Exercise aim:
Below are some records; return each one exactly.

(Entries with figure data)

★ ★ ★ ★ ★ ★ ★

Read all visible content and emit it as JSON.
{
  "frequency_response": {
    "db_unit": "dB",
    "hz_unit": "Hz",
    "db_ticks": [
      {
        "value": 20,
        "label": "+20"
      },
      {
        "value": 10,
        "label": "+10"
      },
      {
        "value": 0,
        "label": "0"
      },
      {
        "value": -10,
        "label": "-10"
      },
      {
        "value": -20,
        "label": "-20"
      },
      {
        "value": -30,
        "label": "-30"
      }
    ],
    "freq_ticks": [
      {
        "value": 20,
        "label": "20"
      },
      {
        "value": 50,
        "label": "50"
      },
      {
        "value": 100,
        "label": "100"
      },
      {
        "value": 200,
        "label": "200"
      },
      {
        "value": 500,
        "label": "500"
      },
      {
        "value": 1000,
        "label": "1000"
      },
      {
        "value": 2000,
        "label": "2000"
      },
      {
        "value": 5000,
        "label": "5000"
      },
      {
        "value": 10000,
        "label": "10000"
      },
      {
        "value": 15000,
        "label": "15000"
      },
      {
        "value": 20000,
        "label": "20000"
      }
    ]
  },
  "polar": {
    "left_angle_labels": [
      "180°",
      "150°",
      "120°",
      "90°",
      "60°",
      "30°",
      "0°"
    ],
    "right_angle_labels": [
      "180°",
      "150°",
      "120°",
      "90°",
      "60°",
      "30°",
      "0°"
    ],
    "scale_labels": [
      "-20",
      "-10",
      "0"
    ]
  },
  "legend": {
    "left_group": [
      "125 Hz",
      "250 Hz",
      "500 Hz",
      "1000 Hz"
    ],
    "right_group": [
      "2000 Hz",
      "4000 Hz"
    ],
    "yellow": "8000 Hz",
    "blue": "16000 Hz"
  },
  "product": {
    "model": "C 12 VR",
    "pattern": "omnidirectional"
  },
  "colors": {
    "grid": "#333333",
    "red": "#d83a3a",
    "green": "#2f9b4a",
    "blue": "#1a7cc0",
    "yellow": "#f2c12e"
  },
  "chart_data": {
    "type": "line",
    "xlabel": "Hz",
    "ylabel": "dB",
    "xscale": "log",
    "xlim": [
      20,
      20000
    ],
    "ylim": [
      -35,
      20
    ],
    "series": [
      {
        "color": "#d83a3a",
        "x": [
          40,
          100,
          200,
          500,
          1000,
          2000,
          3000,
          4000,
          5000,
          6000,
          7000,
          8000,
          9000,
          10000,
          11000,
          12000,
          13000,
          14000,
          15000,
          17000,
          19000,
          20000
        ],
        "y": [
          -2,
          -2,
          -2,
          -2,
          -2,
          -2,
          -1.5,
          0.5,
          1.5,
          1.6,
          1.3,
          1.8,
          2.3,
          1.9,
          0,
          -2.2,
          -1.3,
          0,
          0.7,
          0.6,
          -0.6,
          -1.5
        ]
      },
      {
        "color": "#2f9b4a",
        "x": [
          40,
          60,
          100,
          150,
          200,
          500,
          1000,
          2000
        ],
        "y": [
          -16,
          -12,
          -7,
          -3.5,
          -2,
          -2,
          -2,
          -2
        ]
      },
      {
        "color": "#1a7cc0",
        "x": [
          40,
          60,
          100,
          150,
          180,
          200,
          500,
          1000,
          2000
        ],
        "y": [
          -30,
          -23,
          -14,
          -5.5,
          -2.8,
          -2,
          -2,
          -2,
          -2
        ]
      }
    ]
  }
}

★ ★ ★ ★ ★ ★ ★

Response:
Read all visible content and emit it as JSON.
{
  "frequency_response": {
    "db_unit": "dB",
    "hz_unit": "Hz",
    "db_ticks": [
      {
        "value": 20,
        "label": "+20"
      },
      {
        "value": 10,
        "label": "+10"
      },
      {
        "value": 0,
        "label": "0"
      },
      {
        "value": -10,
        "label": "-10"
      },
      {
        "value": -20,
        "label": "-20"
      },
      {
        "value": -30,
        "label": "-30"
      }
    ],
    "freq_ticks": [
      {
        "value": 20,
        "label": "20"
      },
      {
        "value": 50,
        "label": "50"
      },
      {
        "value": 100,
        "label": "100"
      },
      {
        "value": 200,
        "label": "200"
      },
      {
        "value": 500,
        "label": "500"
      },
      {
        "value": 1000,
        "label": "1000"
      },
      {
        "value": 2000,
        "label": "2000"
      },
      {
        "value": 5000,
        "label": "5000"
      },
      {
        "value": 10000,
        "label": "10000"
      },
      {
        "value": 15000,
        "label": "15000"
      },
      {
        "value": 20000,
        "label": "20000"
      }
    ]
  },
  "polar": {
    "left_angle_labels": [
      "180°",
      "150°",
      "120°",
      "90°",
      "60°",
      "30°",
      "0°"
    ],
    "right_angle_labels": [
      "180°",
      "150°",
      "120°",
      "90°",
      "60°",
      "30°",
      "0°"
    ],
    "scale_labels": [
      "-20",
      "-10",
      "0"
    ]
  },
  "legend": {
    "left_group": [
      "125 Hz",
      "250 Hz",
      "500 Hz",
      "1000 Hz"
    ],
    "right_group": [
      "2000 Hz",
      "4000 Hz"
    ],
    "yellow": "8000 Hz",
    "blue": "16000 Hz"
  },
  "product": {
    "model": "C 12 VR",
    "pattern": "omnidirectional"
  },
  "colors": {
    "grid": "#333333",
    "red": "#d83a3a",
    "green": "#2f9b4a",
    "blue": "#1a7cc0",
    "yellow": "#f2c12e"
  },
  "chart_data": {
    "type": "line",
    "xlabel": "Hz",
    "ylabel": "dB",
    "xscale": "log",
    "xlim": [
      20,
      20000
    ],
    "ylim": [
      -35,
      20
    ],
    "series": [
      {
        "color": "#d83a3a",
        "x": [
          40,
          100,
          200,
          500,
          1000,
          2000,
          3000,
          4000,
          5000,
          6000,
          7000,
          8000,
          9000,
          10000,
          11000,
          12000,
          13000,
          14000,
          15000,
          17000,
          19000,
          20000
        ],
        "y": [
          -2,
          -2,
          -2,
          -2,
          -2,
          -2,
          -1.5,
          0.5,
          1.5,
          1.6,
          1.3,
          1.8,
          2.3,
          1.9,
          0,
          -2.2,
          -1.3,
          0,
          0.7,
          0.6,
          -0.6,
          -1.5
        ]
      },
      {
        "color": "#2f9b4a",
        "x": [
          40,
          60,
          100,
          150,
          200,
          500,
          1000,
          2000
        ],
        "y": [
          -16,
          -12,
          -7,
          -3.5,
          -2,
          -2,
          -2,
          -2
        ]
      },
      {
        "color": "#1a7cc0",
        "x": [
          40,
          60,
          100,
          150,
          180,
          200,
          500,
          1000,
          2000
        ],
        "y": [
          -30,
          -23,
          -14,
          -5.5,
          -2.8,
          -2,
          -2,
          -2,
          -2
        ]
      }
    ]
  }
}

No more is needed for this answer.